** Begin Dataset records **

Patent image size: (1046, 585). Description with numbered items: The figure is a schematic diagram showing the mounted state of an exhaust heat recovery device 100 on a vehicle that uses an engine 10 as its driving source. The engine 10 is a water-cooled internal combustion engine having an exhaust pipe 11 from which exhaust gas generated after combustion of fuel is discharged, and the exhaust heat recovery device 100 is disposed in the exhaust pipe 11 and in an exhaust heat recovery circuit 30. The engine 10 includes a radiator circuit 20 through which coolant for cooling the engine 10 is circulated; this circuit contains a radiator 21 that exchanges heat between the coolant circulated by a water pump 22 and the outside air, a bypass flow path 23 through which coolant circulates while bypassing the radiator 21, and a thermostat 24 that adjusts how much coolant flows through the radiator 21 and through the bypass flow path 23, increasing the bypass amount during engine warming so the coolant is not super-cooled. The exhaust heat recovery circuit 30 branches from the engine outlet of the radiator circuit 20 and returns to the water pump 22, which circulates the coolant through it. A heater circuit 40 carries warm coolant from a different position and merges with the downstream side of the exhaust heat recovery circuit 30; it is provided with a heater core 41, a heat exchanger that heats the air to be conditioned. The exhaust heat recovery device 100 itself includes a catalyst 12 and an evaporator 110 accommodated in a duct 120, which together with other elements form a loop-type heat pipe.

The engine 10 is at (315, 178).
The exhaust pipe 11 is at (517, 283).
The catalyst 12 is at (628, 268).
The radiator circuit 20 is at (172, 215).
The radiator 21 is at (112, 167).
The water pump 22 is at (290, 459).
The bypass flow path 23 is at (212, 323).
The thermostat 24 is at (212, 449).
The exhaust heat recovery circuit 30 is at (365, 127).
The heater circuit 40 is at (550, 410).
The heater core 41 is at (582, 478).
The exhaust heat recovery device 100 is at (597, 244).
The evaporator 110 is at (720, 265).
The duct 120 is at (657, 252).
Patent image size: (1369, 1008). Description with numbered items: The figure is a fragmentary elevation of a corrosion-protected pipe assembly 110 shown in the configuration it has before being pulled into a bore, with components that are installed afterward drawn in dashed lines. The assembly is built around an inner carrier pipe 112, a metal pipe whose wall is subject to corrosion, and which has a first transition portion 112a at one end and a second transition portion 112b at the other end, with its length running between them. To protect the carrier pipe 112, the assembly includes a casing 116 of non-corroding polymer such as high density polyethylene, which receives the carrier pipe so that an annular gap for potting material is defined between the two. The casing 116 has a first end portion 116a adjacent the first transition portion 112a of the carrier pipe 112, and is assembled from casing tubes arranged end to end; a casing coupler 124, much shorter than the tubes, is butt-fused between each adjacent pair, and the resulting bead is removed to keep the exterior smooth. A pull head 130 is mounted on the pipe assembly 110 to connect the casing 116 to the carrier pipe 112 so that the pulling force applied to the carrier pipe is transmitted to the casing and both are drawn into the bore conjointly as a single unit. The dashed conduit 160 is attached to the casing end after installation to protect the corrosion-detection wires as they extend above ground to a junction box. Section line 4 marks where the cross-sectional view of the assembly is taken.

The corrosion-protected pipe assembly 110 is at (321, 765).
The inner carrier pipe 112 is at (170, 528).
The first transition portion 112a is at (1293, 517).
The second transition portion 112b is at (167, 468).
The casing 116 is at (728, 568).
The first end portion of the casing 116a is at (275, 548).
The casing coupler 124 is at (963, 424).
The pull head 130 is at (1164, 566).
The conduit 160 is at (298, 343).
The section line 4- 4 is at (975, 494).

** End Dataset records **

Task directions
Convert the rows, starting at the very first line and stopping after the line that contains "The radiator circuit 20 is at (172, 215).", into a JSON list of strings with one string per line, omitting any blank lines.

Answer to the task
[
  "Patent image size: (1046, 585). Description with numbered items: The figure is a schematic diagram showing the mounted state of an exhaust heat recovery device 100 on a vehicle that uses an engine 10 as its driving source. The engine 10 is a water-cooled internal combustion engine having an exhaust pipe 11 from which exhaust gas generated after combustion of fuel is discharged, and the exhaust heat recovery device 100 is disposed in the exhaust pipe 11 and in an exhaust heat recovery circuit 30. The engine 10 includes a radiator circuit 20 through which coolant for cooling the engine 10 is circulated; this circuit contains a radiator 21 that exchanges heat between the coolant circulated by a water pump 22 and the outside air, a bypass flow path 23 through which coolant circulates while bypassing the radiator 21, and a thermostat 24 that adjusts how much coolant flows through the radiator 21 and through the bypass flow path 23, increasing the bypass amount during engine warming so the coolant is not super-cooled. The exhaust heat recovery circuit 30 branches from the engine outlet of the radiator circuit 20 and returns to the water pump 22, which circulates the coolant through it. A heater circuit 40 carries warm coolant from a different position and merges with the downstream side of the exhaust heat recovery circuit 30; it is provided with a heater core 41, a heat exchanger that heats the air to be conditioned. The exhaust heat recovery device 100 itself includes a catalyst 12 and an evaporator 110 accommodated in a duct 120, which together with other elements form a loop-type heat pipe.",
  "The engine 10 is at (315, 178).",
  "The exhaust pipe 11 is at (517, 283).",
  "The catalyst 12 is at (628, 268).",
  "The radiator circuit 20 is at (172, 215)."
]